Task instructions: Copy each line in which the string "into" occurs.

════════════════════

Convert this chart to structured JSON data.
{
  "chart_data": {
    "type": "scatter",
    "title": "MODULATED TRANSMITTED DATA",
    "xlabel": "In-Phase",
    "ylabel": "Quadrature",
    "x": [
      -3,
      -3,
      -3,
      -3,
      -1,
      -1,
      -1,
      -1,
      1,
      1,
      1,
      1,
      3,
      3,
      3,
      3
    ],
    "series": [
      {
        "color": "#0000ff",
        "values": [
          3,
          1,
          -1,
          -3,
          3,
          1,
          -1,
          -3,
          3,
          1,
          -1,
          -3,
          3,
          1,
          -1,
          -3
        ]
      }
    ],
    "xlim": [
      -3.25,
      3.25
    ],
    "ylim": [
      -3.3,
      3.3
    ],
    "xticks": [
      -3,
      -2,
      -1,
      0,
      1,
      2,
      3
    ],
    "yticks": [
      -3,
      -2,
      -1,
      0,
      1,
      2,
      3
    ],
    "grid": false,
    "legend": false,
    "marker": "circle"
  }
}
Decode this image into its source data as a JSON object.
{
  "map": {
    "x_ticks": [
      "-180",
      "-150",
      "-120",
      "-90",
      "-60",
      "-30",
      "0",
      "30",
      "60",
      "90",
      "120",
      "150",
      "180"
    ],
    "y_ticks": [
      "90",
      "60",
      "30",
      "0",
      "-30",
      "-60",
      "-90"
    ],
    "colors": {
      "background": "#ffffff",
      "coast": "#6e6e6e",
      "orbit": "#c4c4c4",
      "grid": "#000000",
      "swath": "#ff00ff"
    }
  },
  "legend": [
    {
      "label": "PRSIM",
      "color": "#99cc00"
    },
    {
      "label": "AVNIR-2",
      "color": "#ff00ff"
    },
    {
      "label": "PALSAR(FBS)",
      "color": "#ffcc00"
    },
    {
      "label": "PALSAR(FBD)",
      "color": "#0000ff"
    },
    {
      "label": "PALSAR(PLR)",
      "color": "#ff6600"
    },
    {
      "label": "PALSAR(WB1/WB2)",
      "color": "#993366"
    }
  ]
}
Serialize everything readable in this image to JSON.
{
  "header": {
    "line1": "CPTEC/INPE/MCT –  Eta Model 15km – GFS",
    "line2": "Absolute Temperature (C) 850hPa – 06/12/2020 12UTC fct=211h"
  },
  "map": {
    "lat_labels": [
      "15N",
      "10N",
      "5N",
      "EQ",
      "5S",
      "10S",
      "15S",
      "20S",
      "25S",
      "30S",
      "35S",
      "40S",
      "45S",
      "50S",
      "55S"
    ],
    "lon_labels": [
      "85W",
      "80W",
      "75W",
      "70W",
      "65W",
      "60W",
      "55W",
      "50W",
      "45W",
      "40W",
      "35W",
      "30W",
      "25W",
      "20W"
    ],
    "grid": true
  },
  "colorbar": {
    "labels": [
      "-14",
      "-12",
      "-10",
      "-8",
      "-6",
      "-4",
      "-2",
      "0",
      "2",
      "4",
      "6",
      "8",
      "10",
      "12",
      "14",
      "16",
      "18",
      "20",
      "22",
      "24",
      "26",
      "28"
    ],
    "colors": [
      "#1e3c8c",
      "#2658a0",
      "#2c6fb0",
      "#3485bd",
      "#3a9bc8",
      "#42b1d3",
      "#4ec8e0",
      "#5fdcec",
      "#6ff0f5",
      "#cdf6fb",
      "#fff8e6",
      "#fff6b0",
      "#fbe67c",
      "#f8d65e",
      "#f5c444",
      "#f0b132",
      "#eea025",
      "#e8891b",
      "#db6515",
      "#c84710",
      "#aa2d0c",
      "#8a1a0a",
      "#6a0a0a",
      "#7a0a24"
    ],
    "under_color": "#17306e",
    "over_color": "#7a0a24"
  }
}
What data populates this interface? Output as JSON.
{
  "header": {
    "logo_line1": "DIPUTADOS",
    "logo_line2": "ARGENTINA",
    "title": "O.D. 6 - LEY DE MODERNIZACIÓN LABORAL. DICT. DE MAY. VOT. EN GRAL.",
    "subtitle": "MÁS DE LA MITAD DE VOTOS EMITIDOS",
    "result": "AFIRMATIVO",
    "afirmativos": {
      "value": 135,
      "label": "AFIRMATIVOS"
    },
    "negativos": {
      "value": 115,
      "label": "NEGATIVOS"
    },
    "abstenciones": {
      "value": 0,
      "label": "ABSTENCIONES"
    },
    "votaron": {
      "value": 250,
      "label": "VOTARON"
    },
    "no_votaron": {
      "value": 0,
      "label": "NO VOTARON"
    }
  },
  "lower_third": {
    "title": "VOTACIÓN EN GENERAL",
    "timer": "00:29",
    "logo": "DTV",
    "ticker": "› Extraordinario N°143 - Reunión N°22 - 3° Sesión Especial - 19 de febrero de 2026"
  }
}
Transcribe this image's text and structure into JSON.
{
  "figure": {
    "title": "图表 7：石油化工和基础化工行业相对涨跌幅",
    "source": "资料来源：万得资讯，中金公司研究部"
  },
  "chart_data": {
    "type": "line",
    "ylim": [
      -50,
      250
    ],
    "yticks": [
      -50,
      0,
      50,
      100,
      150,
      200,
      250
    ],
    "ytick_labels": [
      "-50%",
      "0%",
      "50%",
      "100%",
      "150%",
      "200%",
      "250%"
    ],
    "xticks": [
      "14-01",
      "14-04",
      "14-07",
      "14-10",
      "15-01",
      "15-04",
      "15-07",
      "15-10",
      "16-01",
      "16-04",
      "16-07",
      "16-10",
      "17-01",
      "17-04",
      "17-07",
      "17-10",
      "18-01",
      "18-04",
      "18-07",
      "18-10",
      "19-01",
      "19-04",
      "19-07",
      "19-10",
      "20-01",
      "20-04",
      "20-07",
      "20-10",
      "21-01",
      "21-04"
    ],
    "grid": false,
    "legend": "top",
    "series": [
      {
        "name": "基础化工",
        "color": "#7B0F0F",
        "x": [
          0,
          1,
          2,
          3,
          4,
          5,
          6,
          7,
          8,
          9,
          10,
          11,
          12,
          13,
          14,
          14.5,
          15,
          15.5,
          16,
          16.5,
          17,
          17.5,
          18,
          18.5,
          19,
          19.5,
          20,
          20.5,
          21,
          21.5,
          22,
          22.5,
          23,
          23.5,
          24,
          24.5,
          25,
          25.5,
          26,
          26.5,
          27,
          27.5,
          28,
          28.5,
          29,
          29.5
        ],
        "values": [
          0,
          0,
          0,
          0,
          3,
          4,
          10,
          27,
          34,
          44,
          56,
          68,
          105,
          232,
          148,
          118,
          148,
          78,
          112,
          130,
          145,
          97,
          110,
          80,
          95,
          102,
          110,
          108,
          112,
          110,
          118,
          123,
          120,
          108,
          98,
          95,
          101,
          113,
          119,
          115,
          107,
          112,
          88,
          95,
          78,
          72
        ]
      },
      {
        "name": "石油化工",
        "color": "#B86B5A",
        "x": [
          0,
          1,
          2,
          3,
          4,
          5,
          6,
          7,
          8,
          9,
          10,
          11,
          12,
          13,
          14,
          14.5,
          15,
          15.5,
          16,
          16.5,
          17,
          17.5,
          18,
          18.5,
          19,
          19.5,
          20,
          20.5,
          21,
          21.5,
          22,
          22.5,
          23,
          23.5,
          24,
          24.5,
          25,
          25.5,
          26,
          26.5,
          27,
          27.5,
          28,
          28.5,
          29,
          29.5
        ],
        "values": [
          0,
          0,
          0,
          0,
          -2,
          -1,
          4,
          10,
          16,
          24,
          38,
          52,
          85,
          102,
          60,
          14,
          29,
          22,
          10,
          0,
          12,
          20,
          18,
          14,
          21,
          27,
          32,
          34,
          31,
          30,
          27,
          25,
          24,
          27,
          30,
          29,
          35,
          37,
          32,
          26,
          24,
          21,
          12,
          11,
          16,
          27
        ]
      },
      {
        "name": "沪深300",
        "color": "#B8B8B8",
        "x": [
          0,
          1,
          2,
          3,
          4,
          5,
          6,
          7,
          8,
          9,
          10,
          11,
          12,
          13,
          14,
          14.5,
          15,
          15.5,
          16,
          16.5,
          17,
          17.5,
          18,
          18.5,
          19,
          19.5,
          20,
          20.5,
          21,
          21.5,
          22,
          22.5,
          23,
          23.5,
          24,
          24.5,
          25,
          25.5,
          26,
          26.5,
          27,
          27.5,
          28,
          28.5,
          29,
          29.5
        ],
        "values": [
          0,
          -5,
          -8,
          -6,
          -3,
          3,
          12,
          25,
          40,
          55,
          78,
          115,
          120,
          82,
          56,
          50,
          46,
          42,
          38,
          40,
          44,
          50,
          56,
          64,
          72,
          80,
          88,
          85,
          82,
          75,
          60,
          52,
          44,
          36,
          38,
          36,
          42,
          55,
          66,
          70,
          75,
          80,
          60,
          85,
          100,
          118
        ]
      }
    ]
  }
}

════════════════════

The reply:
Decode this image into its source data as a JSON object.
Transcribe this image's text and structure into JSON.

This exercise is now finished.